— Start of LISTED ENTRIES —
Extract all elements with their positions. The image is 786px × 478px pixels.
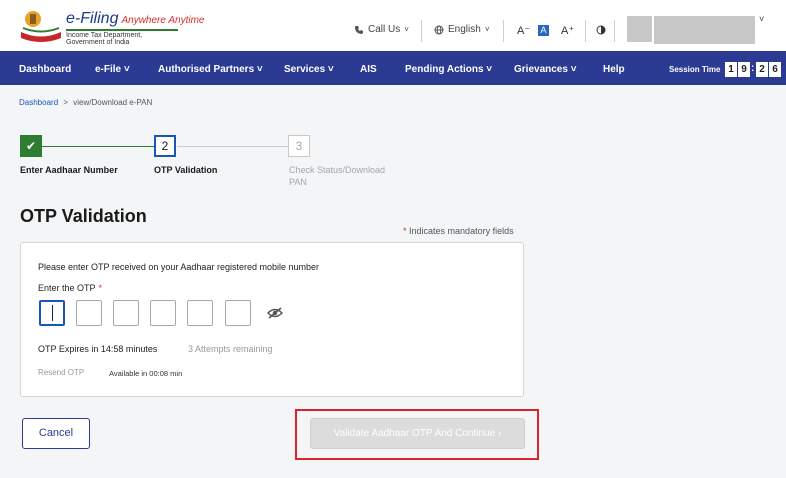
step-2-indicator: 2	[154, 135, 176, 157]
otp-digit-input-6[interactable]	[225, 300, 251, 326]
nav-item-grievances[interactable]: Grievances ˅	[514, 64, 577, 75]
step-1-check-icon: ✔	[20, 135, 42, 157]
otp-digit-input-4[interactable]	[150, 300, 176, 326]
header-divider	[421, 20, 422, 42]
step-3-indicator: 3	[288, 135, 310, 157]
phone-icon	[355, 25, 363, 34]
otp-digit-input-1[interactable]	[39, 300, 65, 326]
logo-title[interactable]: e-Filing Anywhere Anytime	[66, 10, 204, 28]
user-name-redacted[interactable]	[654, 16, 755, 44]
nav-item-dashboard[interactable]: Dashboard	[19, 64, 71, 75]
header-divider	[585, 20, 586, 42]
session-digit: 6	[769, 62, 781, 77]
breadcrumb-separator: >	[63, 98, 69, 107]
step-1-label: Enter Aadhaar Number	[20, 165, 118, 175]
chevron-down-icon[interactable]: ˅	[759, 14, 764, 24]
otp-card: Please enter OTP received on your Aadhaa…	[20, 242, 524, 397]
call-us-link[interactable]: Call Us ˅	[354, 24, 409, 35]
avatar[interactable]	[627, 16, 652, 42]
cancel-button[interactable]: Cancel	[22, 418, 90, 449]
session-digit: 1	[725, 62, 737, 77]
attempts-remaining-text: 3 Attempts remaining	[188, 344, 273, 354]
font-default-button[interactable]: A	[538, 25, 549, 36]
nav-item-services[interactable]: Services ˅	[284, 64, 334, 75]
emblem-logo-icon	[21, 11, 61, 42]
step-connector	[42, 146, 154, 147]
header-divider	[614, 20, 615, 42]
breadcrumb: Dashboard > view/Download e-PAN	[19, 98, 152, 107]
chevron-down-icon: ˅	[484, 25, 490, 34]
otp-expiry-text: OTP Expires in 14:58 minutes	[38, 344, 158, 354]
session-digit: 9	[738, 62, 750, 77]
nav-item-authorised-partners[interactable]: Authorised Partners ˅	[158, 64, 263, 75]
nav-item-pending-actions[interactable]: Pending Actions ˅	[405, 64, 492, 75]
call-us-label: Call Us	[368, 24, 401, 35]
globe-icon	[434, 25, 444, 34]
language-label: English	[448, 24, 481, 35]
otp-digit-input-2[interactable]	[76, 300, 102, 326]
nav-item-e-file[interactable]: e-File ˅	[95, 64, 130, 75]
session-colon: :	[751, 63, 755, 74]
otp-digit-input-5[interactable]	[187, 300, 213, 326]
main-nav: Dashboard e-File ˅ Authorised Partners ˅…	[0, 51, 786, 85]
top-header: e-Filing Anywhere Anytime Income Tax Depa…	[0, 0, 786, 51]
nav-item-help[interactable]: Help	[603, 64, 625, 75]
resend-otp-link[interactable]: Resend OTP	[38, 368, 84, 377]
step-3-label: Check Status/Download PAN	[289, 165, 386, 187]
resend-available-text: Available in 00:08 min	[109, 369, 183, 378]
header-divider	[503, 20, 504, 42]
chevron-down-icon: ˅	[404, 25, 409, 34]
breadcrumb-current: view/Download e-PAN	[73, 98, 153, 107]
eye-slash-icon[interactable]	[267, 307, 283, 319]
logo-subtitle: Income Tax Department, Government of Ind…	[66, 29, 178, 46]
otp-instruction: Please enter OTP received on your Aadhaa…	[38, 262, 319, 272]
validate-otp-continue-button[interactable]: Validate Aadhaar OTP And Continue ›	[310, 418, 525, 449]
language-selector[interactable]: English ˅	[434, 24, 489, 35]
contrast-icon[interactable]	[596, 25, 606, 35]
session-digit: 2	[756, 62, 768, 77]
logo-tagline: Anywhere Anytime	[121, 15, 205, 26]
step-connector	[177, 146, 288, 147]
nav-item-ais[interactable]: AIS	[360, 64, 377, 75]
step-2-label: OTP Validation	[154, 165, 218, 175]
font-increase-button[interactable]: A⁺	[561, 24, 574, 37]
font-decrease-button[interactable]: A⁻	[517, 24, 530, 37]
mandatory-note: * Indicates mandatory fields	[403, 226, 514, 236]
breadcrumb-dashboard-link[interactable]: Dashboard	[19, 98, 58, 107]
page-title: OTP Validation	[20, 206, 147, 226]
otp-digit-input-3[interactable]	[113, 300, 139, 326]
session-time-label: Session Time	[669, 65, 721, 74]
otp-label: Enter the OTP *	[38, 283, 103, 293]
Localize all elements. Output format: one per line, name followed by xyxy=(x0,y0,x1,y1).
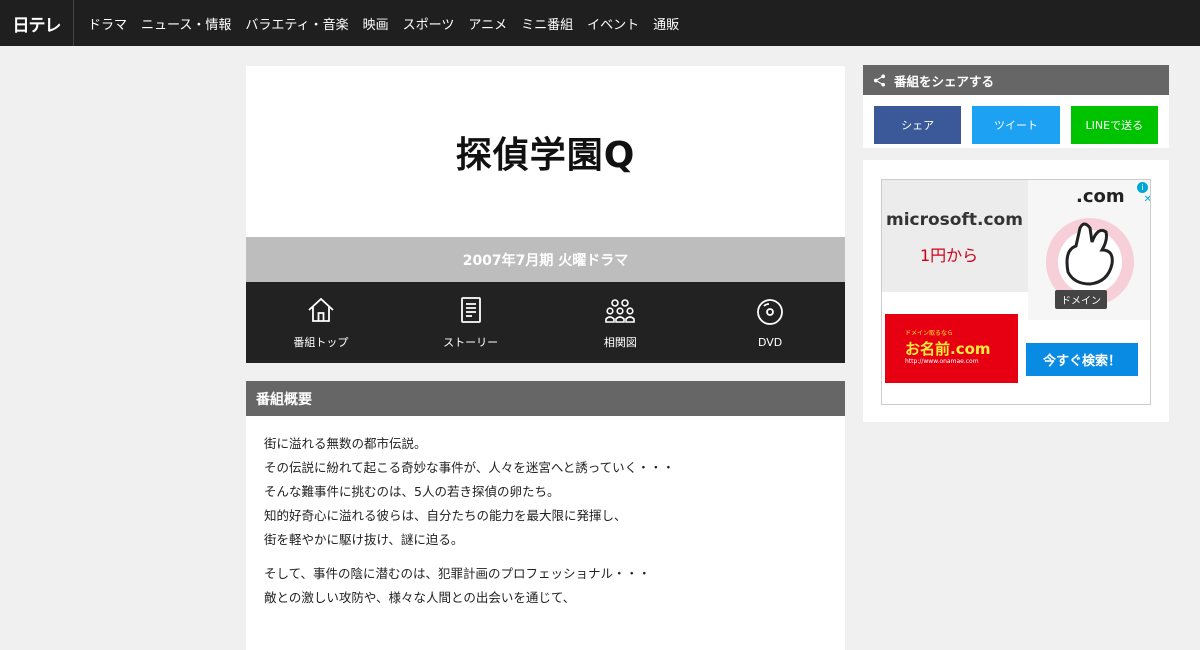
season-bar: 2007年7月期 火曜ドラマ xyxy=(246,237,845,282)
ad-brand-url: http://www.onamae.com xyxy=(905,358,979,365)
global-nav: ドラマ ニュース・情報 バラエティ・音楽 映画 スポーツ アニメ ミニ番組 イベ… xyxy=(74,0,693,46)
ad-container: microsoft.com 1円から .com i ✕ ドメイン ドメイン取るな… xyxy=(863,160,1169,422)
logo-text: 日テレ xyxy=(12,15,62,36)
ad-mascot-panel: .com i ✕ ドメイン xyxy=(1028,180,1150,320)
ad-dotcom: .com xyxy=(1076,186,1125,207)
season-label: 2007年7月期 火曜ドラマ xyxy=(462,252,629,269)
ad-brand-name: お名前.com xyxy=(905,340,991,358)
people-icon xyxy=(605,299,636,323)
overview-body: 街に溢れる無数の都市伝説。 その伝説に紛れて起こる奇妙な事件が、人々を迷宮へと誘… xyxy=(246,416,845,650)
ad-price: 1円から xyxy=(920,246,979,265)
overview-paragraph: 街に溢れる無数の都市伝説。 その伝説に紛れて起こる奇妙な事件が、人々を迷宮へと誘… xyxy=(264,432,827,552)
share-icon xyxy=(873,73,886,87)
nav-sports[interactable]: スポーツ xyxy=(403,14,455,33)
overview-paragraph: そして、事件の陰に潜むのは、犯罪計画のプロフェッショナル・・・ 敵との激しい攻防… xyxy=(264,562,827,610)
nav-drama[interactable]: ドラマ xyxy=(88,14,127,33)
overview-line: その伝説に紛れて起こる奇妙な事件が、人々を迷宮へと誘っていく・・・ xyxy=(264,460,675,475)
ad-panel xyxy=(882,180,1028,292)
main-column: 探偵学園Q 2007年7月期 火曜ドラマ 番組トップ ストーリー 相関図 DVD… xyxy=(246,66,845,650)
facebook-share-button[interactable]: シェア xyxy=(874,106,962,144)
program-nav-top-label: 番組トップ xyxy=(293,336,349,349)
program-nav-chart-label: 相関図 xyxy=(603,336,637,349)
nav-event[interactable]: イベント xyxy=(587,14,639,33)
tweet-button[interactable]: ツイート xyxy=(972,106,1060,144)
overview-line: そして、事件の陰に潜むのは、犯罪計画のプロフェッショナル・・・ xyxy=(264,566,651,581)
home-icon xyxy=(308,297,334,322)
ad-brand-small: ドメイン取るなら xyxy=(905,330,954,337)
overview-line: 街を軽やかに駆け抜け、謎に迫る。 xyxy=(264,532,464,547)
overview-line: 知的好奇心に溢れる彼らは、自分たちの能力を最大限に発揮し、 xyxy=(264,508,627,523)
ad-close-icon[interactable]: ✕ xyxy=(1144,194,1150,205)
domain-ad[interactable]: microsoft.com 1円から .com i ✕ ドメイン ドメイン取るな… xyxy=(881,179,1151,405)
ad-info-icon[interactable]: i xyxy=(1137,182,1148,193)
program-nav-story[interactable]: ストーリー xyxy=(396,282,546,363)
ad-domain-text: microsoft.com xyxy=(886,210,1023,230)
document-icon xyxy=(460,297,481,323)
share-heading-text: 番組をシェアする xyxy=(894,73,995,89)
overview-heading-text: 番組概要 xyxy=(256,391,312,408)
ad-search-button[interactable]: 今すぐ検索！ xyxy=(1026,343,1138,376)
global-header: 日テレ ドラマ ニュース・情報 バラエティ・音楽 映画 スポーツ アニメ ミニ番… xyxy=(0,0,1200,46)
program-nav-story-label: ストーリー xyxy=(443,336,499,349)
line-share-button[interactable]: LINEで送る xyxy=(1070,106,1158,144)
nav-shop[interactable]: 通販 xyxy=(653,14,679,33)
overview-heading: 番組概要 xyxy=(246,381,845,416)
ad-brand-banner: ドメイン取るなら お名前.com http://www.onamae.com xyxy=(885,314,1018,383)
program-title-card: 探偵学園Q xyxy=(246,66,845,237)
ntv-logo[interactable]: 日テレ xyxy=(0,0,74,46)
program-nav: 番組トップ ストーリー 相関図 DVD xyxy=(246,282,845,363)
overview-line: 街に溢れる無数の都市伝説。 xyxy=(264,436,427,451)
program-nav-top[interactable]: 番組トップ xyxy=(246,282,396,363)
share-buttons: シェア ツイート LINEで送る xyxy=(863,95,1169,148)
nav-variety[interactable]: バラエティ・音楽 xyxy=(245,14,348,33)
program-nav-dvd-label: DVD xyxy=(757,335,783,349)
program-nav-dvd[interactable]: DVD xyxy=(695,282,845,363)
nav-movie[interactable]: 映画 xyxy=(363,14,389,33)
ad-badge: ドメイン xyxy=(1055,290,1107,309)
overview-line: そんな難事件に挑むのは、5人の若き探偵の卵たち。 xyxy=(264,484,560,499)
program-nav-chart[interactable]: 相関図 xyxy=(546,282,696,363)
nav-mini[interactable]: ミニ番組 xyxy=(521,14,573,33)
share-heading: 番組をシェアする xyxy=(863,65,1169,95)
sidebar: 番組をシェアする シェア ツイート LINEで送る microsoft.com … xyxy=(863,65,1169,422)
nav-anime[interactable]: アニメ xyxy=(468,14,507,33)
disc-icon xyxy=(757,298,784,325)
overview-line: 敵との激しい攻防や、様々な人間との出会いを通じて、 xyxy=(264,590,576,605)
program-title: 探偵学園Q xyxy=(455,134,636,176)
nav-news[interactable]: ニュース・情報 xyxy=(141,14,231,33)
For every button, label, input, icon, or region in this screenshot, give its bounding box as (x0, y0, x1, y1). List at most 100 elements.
— End of LISTED ENTRIES —
### EXERCISE BRIEF
Give the lines of the data from the line with "season-bar: 2007年7月期 火曜ドラマ" to the line with "ad-container: microsoft.com 1円から", both included, as a numbered list, leaving out any blank lines.

### EXERCISE RESPONSE
1. season-bar: 2007年7月期 火曜ドラマ xyxy=(246,237,845,282)
2. ad-brand-url: http://www.onamae.com xyxy=(905,358,979,365)
3. global-nav: ドラマ ニュース・情報 バラエティ・音楽 映画 スポーツ アニメ ミニ番組 イベ… xyxy=(74,0,693,46)
4. ad-container: microsoft.com 1円から .com i ✕ ドメイン ドメイン取るな… xyxy=(863,160,1169,422)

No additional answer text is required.